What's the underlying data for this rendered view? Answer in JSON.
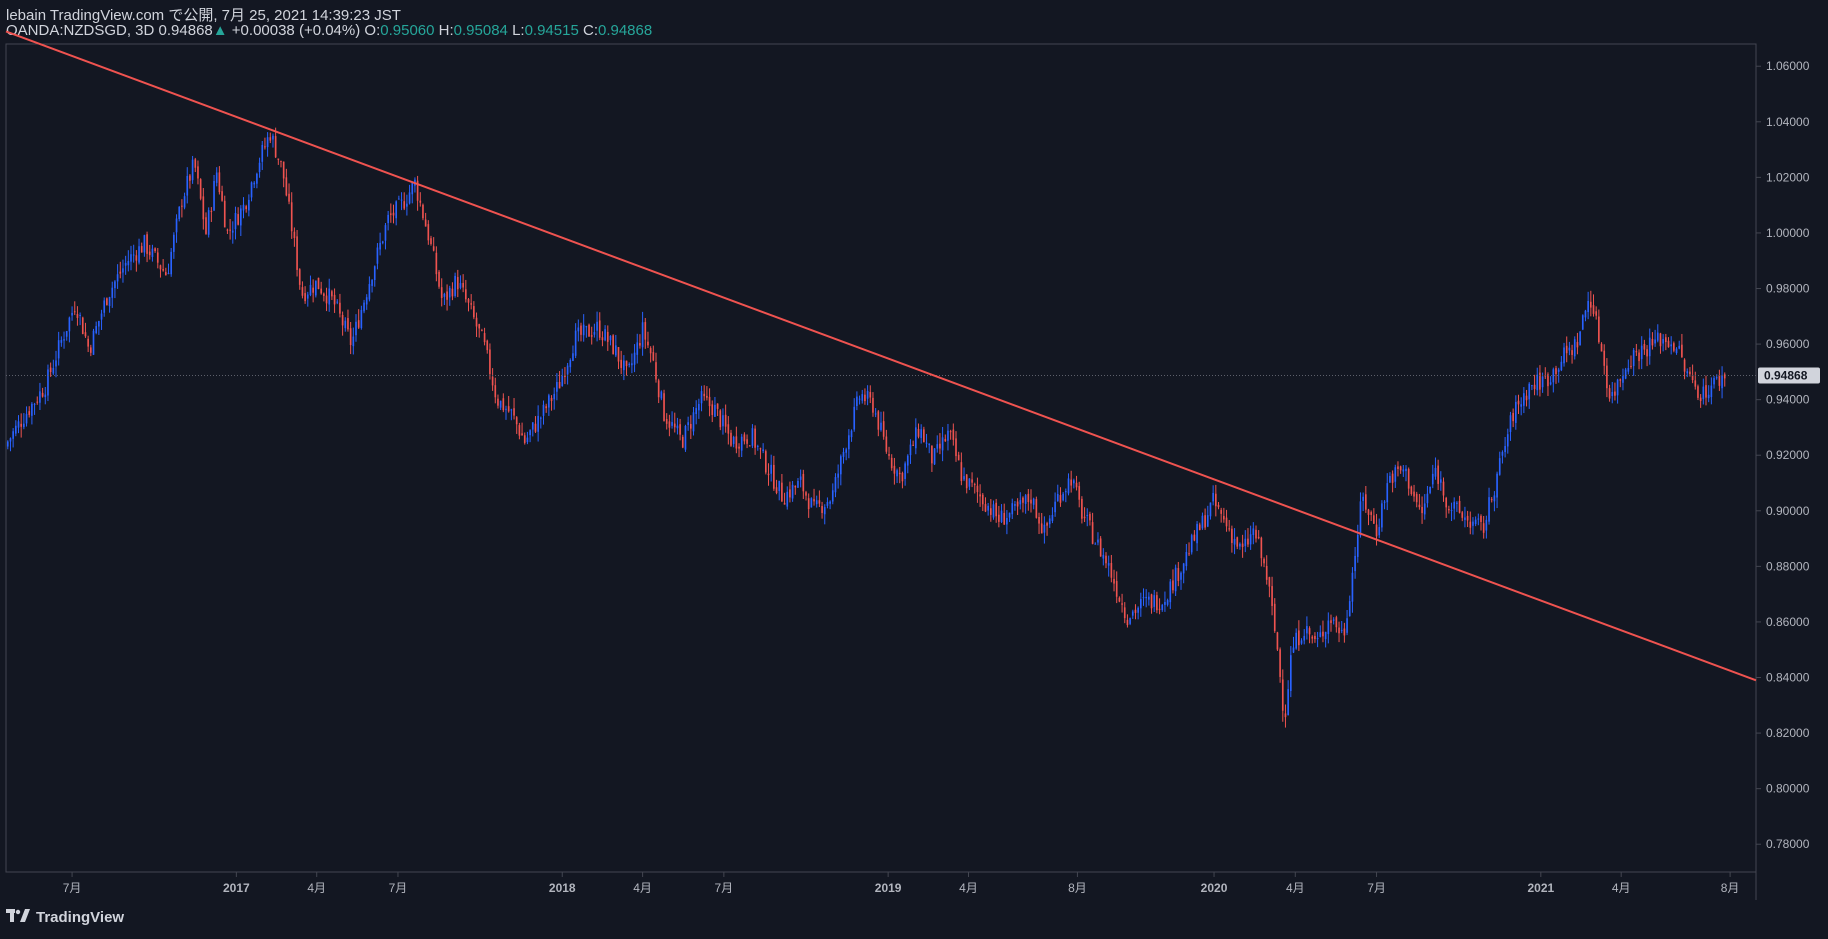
{
  "header": {
    "publish_line": "lebain TradingView.com で公開, 7月 25, 2021 14:39:23 JST",
    "symbol": "OANDA:NZDSGD, 3D",
    "last": "0.94868",
    "arrow": "▲",
    "change": "+0.00038 (+0.04%)",
    "o_label": "O:",
    "o_value": "0.95060",
    "h_label": "H:",
    "h_value": "0.95084",
    "l_label": "L:",
    "l_value": "0.94515",
    "c_label": "C:",
    "c_value": "0.94868"
  },
  "footer": {
    "brand": "TradingView",
    "logo": "tradingview-logo-icon"
  },
  "colors": {
    "background": "#131722",
    "up": "#2962ff",
    "down": "#ef5350",
    "trendline": "#ef5350",
    "axis_text": "#b2b5be",
    "price_label_bg": "#d1d4dc"
  },
  "chart_data": {
    "type": "candlestick",
    "symbol": "OANDA:NZDSGD",
    "interval": "3D",
    "ylim": [
      0.77,
      1.068
    ],
    "yticks": [
      1.06,
      1.04,
      1.02,
      1.0,
      0.98,
      0.96,
      0.94,
      0.92,
      0.9,
      0.88,
      0.86,
      0.84,
      0.82,
      0.8,
      0.78
    ],
    "ytick_labels": [
      "1.06000",
      "1.04000",
      "1.02000",
      "1.00000",
      "0.98000",
      "0.96000",
      "0.94000",
      "0.92000",
      "0.90000",
      "0.88000",
      "0.86000",
      "0.84000",
      "0.82000",
      "0.80000",
      "0.78000"
    ],
    "xlim": [
      "2016-04-18",
      "2021-08-30"
    ],
    "xticks": [
      {
        "date": "2016-07-01",
        "label": "7月"
      },
      {
        "date": "2017-01-01",
        "label": "2017"
      },
      {
        "date": "2017-04-01",
        "label": "4月"
      },
      {
        "date": "2017-07-01",
        "label": "7月"
      },
      {
        "date": "2018-01-01",
        "label": "2018"
      },
      {
        "date": "2018-04-01",
        "label": "4月"
      },
      {
        "date": "2018-07-01",
        "label": "7月"
      },
      {
        "date": "2019-01-01",
        "label": "2019"
      },
      {
        "date": "2019-04-01",
        "label": "4月"
      },
      {
        "date": "2019-08-01",
        "label": "8月"
      },
      {
        "date": "2020-01-01",
        "label": "2020"
      },
      {
        "date": "2020-04-01",
        "label": "4月"
      },
      {
        "date": "2020-07-01",
        "label": "7月"
      },
      {
        "date": "2021-01-01",
        "label": "2021"
      },
      {
        "date": "2021-04-01",
        "label": "4月"
      },
      {
        "date": "2021-08-01",
        "label": "8月"
      }
    ],
    "last_price": 0.94868,
    "last_price_label": "0.94868",
    "trendline": {
      "x": [
        "2016-04-18",
        "2021-08-30"
      ],
      "y": [
        1.0725,
        0.839
      ]
    },
    "close_path": [
      [
        "2016-04-20",
        0.925
      ],
      [
        "2016-05-10",
        0.935
      ],
      [
        "2016-06-01",
        0.945
      ],
      [
        "2016-06-20",
        0.962
      ],
      [
        "2016-07-05",
        0.975
      ],
      [
        "2016-07-20",
        0.958
      ],
      [
        "2016-08-10",
        0.978
      ],
      [
        "2016-09-01",
        0.99
      ],
      [
        "2016-09-20",
        0.996
      ],
      [
        "2016-10-15",
        0.985
      ],
      [
        "2016-11-01",
        1.012
      ],
      [
        "2016-11-15",
        1.025
      ],
      [
        "2016-11-28",
        1.0
      ],
      [
        "2016-12-10",
        1.022
      ],
      [
        "2016-12-22",
        1.0
      ],
      [
        "2017-01-10",
        1.01
      ],
      [
        "2017-01-25",
        1.025
      ],
      [
        "2017-02-08",
        1.036
      ],
      [
        "2017-02-22",
        1.022
      ],
      [
        "2017-03-05",
        1.0
      ],
      [
        "2017-03-15",
        0.978
      ],
      [
        "2017-04-01",
        0.982
      ],
      [
        "2017-04-20",
        0.975
      ],
      [
        "2017-05-10",
        0.96
      ],
      [
        "2017-06-01",
        0.985
      ],
      [
        "2017-06-20",
        1.005
      ],
      [
        "2017-07-05",
        1.01
      ],
      [
        "2017-07-20",
        1.018
      ],
      [
        "2017-08-05",
        0.998
      ],
      [
        "2017-08-20",
        0.975
      ],
      [
        "2017-09-05",
        0.983
      ],
      [
        "2017-09-20",
        0.972
      ],
      [
        "2017-10-05",
        0.96
      ],
      [
        "2017-10-20",
        0.94
      ],
      [
        "2017-11-05",
        0.935
      ],
      [
        "2017-11-20",
        0.925
      ],
      [
        "2017-12-10",
        0.935
      ],
      [
        "2017-12-28",
        0.945
      ],
      [
        "2018-01-15",
        0.962
      ],
      [
        "2018-02-10",
        0.966
      ],
      [
        "2018-03-01",
        0.958
      ],
      [
        "2018-03-15",
        0.948
      ],
      [
        "2018-04-01",
        0.965
      ],
      [
        "2018-04-12",
        0.955
      ],
      [
        "2018-04-25",
        0.935
      ],
      [
        "2018-05-15",
        0.925
      ],
      [
        "2018-06-05",
        0.94
      ],
      [
        "2018-06-20",
        0.937
      ],
      [
        "2018-07-10",
        0.925
      ],
      [
        "2018-08-01",
        0.927
      ],
      [
        "2018-08-20",
        0.915
      ],
      [
        "2018-09-05",
        0.905
      ],
      [
        "2018-09-25",
        0.91
      ],
      [
        "2018-10-10",
        0.9
      ],
      [
        "2018-10-30",
        0.905
      ],
      [
        "2018-11-15",
        0.925
      ],
      [
        "2018-12-01",
        0.942
      ],
      [
        "2018-12-15",
        0.938
      ],
      [
        "2019-01-01",
        0.92
      ],
      [
        "2019-01-15",
        0.912
      ],
      [
        "2019-02-05",
        0.93
      ],
      [
        "2019-02-20",
        0.918
      ],
      [
        "2019-03-10",
        0.928
      ],
      [
        "2019-03-25",
        0.912
      ],
      [
        "2019-04-15",
        0.905
      ],
      [
        "2019-05-05",
        0.897
      ],
      [
        "2019-05-25",
        0.9
      ],
      [
        "2019-06-10",
        0.905
      ],
      [
        "2019-06-25",
        0.892
      ],
      [
        "2019-07-10",
        0.905
      ],
      [
        "2019-07-25",
        0.912
      ],
      [
        "2019-08-05",
        0.9
      ],
      [
        "2019-08-20",
        0.89
      ],
      [
        "2019-09-05",
        0.88
      ],
      [
        "2019-09-25",
        0.862
      ],
      [
        "2019-10-15",
        0.867
      ],
      [
        "2019-11-05",
        0.868
      ],
      [
        "2019-11-25",
        0.88
      ],
      [
        "2019-12-10",
        0.89
      ],
      [
        "2019-12-31",
        0.903
      ],
      [
        "2020-01-15",
        0.895
      ],
      [
        "2020-02-01",
        0.885
      ],
      [
        "2020-02-15",
        0.893
      ],
      [
        "2020-03-01",
        0.875
      ],
      [
        "2020-03-12",
        0.85
      ],
      [
        "2020-03-20",
        0.825
      ],
      [
        "2020-03-28",
        0.85
      ],
      [
        "2020-04-10",
        0.858
      ],
      [
        "2020-04-25",
        0.852
      ],
      [
        "2020-05-10",
        0.862
      ],
      [
        "2020-05-25",
        0.855
      ],
      [
        "2020-06-05",
        0.88
      ],
      [
        "2020-06-15",
        0.905
      ],
      [
        "2020-07-01",
        0.893
      ],
      [
        "2020-07-15",
        0.912
      ],
      [
        "2020-08-01",
        0.915
      ],
      [
        "2020-08-20",
        0.898
      ],
      [
        "2020-09-05",
        0.915
      ],
      [
        "2020-09-20",
        0.902
      ],
      [
        "2020-10-10",
        0.897
      ],
      [
        "2020-10-28",
        0.893
      ],
      [
        "2020-11-15",
        0.915
      ],
      [
        "2020-12-01",
        0.935
      ],
      [
        "2020-12-20",
        0.945
      ],
      [
        "2021-01-10",
        0.948
      ],
      [
        "2021-01-25",
        0.955
      ],
      [
        "2021-02-10",
        0.96
      ],
      [
        "2021-02-25",
        0.978
      ],
      [
        "2021-03-10",
        0.958
      ],
      [
        "2021-03-20",
        0.94
      ],
      [
        "2021-04-10",
        0.955
      ],
      [
        "2021-04-25",
        0.958
      ],
      [
        "2021-05-15",
        0.962
      ],
      [
        "2021-06-01",
        0.96
      ],
      [
        "2021-06-15",
        0.948
      ],
      [
        "2021-07-01",
        0.942
      ],
      [
        "2021-07-15",
        0.946
      ],
      [
        "2021-07-26",
        0.94868
      ]
    ]
  }
}
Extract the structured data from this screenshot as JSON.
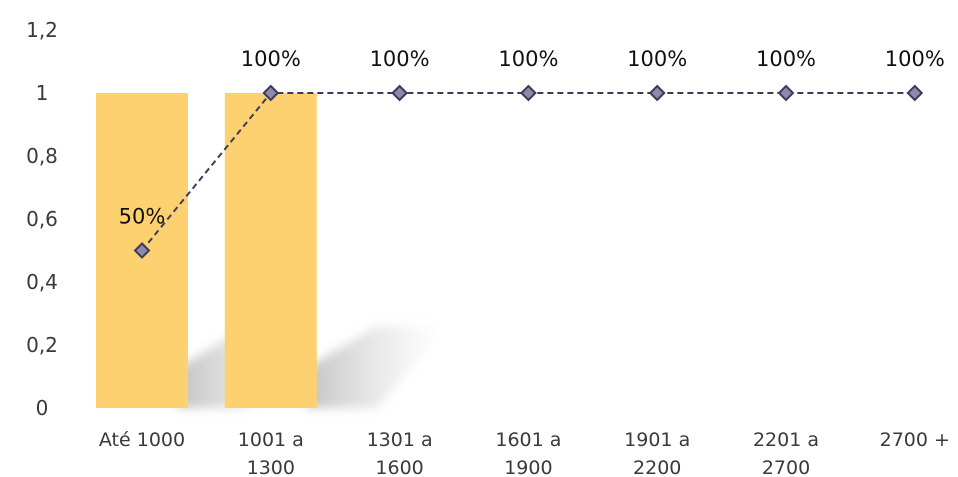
{
  "chart_data": {
    "type": "bar+line",
    "title": "",
    "xlabel": "",
    "ylabel": "",
    "ylim": [
      0,
      1.2
    ],
    "ytick_step": 0.2,
    "yticks": [
      "0",
      "0,2",
      "0,4",
      "0,6",
      "0,8",
      "1",
      "1,2"
    ],
    "grid": false,
    "legend": "none",
    "categories": [
      "Até 1000",
      "1001 a 1300",
      "1301 a 1600",
      "1601 a 1900",
      "1901 a 2200",
      "2201 a 2700",
      "2700 +"
    ],
    "category_lines": [
      [
        "Até 1000"
      ],
      [
        "1001 a",
        "1300"
      ],
      [
        "1301 a",
        "1600"
      ],
      [
        "1601 a",
        "1900"
      ],
      [
        "1901 a",
        "2200"
      ],
      [
        "2201 a",
        "2700"
      ],
      [
        "2700 +"
      ]
    ],
    "series": [
      {
        "type": "bar",
        "values": [
          1,
          1,
          null,
          null,
          null,
          null,
          null
        ],
        "color": "#fdd16f"
      },
      {
        "type": "line",
        "values": [
          0.5,
          1,
          1,
          1,
          1,
          1,
          1
        ],
        "data_labels": [
          "50%",
          "100%",
          "100%",
          "100%",
          "100%",
          "100%",
          "100%"
        ],
        "line_color": "#3d3a5e",
        "line_style": "dashed",
        "marker": "diamond",
        "marker_fill": "#8c8aa6"
      }
    ]
  }
}
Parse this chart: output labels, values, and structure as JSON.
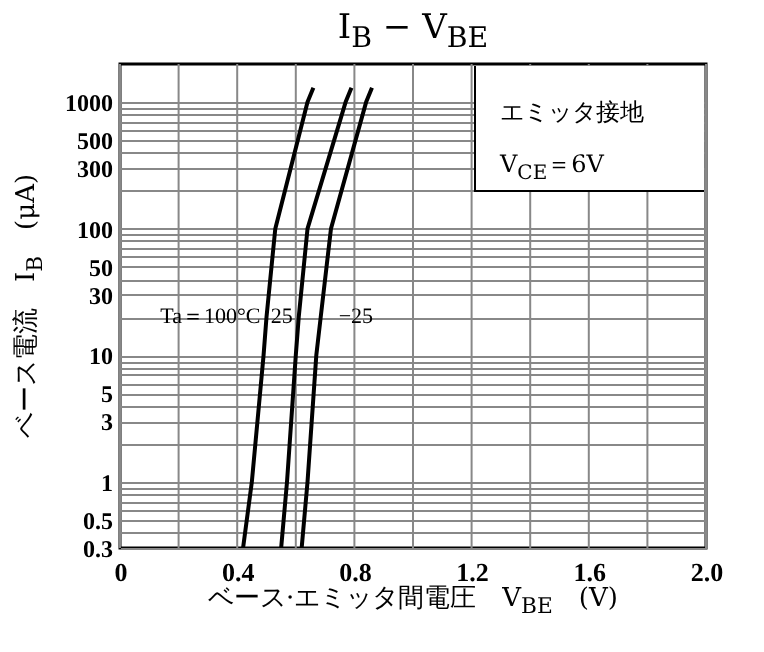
{
  "chart_data": {
    "type": "line",
    "title": "I$_{B}$ − V$_{BE}$",
    "xlabel": "ベース·エミッタ間電圧　V$_{BE}$　(V)",
    "ylabel": "ベース電流　I$_{B}$　(μA)",
    "series": [
      {
        "name": "Ta＝100°C",
        "color": "#000000",
        "x": [
          0.42,
          0.45,
          0.49,
          0.5,
          0.53,
          0.64,
          0.66
        ],
        "values": [
          0.3,
          1,
          10,
          20,
          100,
          1000,
          1300
        ]
      },
      {
        "name": "25",
        "color": "#000000",
        "x": [
          0.55,
          0.57,
          0.6,
          0.61,
          0.64,
          0.77,
          0.79
        ],
        "values": [
          0.3,
          1,
          10,
          20,
          100,
          1000,
          1300
        ]
      },
      {
        "name": "−25",
        "color": "#000000",
        "x": [
          0.62,
          0.64,
          0.67,
          0.685,
          0.72,
          0.84,
          0.86
        ],
        "values": [
          0.3,
          1,
          10,
          20,
          100,
          1000,
          1300
        ]
      }
    ],
    "xlim": [
      0,
      2
    ],
    "ylim": [
      0.3,
      2000
    ],
    "xticks": [
      0,
      {
        "value": 0.2,
        "label": null
      },
      0.4,
      {
        "value": 0.6,
        "label": null
      },
      0.8,
      {
        "value": 1,
        "label": null
      },
      1.2,
      {
        "value": 1.4,
        "label": null
      },
      1.6,
      {
        "value": 1.8,
        "label": null
      },
      {
        "value": 2,
        "label": "2.0"
      }
    ],
    "yticks": [
      0.3,
      {
        "value": 0.4,
        "label": null
      },
      0.5,
      {
        "value": 0.6,
        "label": null
      },
      {
        "value": 0.7,
        "label": null
      },
      {
        "value": 0.8,
        "label": null
      },
      {
        "value": 0.9,
        "label": null
      },
      1,
      {
        "value": 2,
        "label": null
      },
      3,
      {
        "value": 4,
        "label": null
      },
      5,
      {
        "value": 6,
        "label": null
      },
      {
        "value": 7,
        "label": null
      },
      {
        "value": 8,
        "label": null
      },
      {
        "value": 9,
        "label": null
      },
      10,
      {
        "value": 20,
        "label": null
      },
      30,
      {
        "value": 40,
        "label": null
      },
      50,
      {
        "value": 60,
        "label": null
      },
      {
        "value": 70,
        "label": null
      },
      {
        "value": 80,
        "label": null
      },
      {
        "value": 90,
        "label": null
      },
      100,
      {
        "value": 200,
        "label": null
      },
      300,
      {
        "value": 400,
        "label": null
      },
      500,
      {
        "value": 600,
        "label": null
      },
      {
        "value": 700,
        "label": null
      },
      {
        "value": 800,
        "label": null
      },
      {
        "value": 900,
        "label": null
      },
      1000
    ],
    "log": "y",
    "grid": true,
    "legend": false,
    "marker": "none",
    "line_style": "solid",
    "annotations": [
      "エミッタ接地",
      "V$_{CE}$＝6V"
    ]
  }
}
========================================================================
◆ Aim of the task
Look through the material and copy each line that has "type".

◆ Solution to the problem
    "type": "candlestick",
    "type": "bar+line",
        "type": "bar",
        "type": "line",
    "type": "line",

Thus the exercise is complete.